• [Provided data]:
==========
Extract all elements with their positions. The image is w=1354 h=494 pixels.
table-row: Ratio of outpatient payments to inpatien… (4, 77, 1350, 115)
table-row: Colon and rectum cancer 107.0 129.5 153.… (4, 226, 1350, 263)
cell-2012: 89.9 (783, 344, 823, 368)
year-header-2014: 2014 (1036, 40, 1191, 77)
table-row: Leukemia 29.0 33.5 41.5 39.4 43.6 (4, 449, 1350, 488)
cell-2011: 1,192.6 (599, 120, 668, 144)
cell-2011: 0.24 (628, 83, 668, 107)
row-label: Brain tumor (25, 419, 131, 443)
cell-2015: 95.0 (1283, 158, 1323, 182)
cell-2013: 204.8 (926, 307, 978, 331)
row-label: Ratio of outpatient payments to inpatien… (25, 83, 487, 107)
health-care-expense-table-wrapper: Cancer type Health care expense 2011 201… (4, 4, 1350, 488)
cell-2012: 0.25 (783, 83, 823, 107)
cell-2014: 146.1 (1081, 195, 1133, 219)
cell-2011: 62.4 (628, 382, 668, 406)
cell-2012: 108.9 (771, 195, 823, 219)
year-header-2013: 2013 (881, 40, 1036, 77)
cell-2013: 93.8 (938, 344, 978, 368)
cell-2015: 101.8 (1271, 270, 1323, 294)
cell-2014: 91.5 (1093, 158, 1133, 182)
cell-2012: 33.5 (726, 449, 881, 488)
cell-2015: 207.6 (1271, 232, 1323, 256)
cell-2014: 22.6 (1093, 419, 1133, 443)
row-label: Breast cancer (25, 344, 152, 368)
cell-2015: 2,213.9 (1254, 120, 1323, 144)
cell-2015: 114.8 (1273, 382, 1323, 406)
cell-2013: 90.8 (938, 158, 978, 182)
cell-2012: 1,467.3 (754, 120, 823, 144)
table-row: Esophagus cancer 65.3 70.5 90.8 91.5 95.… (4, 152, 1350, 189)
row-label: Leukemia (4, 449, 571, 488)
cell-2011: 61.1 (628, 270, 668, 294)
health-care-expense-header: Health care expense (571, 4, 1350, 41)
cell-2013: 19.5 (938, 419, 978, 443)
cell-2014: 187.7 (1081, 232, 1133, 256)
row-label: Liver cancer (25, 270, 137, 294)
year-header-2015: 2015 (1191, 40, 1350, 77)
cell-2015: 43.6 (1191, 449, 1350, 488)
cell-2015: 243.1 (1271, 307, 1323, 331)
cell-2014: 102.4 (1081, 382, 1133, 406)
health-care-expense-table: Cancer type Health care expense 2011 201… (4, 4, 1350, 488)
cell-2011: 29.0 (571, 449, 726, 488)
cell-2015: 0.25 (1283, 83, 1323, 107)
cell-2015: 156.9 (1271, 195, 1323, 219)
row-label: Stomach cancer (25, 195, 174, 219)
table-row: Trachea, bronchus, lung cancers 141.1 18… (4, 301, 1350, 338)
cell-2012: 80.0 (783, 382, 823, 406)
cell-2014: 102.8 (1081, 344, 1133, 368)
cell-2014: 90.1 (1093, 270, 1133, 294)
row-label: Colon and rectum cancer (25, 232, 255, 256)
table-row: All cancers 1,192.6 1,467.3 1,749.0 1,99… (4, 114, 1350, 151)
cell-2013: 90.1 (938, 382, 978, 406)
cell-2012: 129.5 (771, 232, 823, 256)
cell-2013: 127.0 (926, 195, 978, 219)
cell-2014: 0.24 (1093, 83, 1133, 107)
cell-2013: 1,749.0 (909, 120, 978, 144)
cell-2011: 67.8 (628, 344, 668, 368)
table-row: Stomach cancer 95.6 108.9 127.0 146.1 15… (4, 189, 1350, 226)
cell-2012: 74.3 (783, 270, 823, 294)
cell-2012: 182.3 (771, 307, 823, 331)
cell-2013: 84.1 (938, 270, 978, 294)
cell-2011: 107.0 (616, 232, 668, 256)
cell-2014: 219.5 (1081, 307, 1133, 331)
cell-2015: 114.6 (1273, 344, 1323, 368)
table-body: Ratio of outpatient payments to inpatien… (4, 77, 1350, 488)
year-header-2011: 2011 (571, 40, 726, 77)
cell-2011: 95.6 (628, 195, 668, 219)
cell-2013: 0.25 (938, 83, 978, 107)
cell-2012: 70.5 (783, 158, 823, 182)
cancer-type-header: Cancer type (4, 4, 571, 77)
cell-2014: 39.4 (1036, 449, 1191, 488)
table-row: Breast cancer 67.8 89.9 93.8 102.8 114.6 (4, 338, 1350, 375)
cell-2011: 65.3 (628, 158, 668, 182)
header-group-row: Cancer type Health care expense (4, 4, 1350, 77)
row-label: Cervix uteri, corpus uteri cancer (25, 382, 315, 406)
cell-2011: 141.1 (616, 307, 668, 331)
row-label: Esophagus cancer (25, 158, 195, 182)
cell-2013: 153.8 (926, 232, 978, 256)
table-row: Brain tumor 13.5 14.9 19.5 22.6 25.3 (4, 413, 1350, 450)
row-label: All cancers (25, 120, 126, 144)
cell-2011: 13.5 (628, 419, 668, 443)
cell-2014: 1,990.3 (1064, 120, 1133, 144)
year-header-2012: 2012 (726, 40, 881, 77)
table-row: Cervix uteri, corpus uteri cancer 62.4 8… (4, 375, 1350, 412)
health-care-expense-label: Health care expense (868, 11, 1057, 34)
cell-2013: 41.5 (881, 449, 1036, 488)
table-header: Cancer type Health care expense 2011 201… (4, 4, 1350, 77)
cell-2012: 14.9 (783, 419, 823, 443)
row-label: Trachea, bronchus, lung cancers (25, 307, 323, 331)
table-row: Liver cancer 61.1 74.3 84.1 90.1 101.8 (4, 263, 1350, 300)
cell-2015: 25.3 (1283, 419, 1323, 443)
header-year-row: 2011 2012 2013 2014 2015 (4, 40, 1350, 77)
==========
• [Exercise instructions]: Would you please return every line in the listing where "Colon" shows up?

• [Your solution]:
table-row: Colon and rectum cancer 107.0 129.5 153.… (4, 226, 1350, 263)
row-label: Colon and rectum cancer (25, 232, 255, 256)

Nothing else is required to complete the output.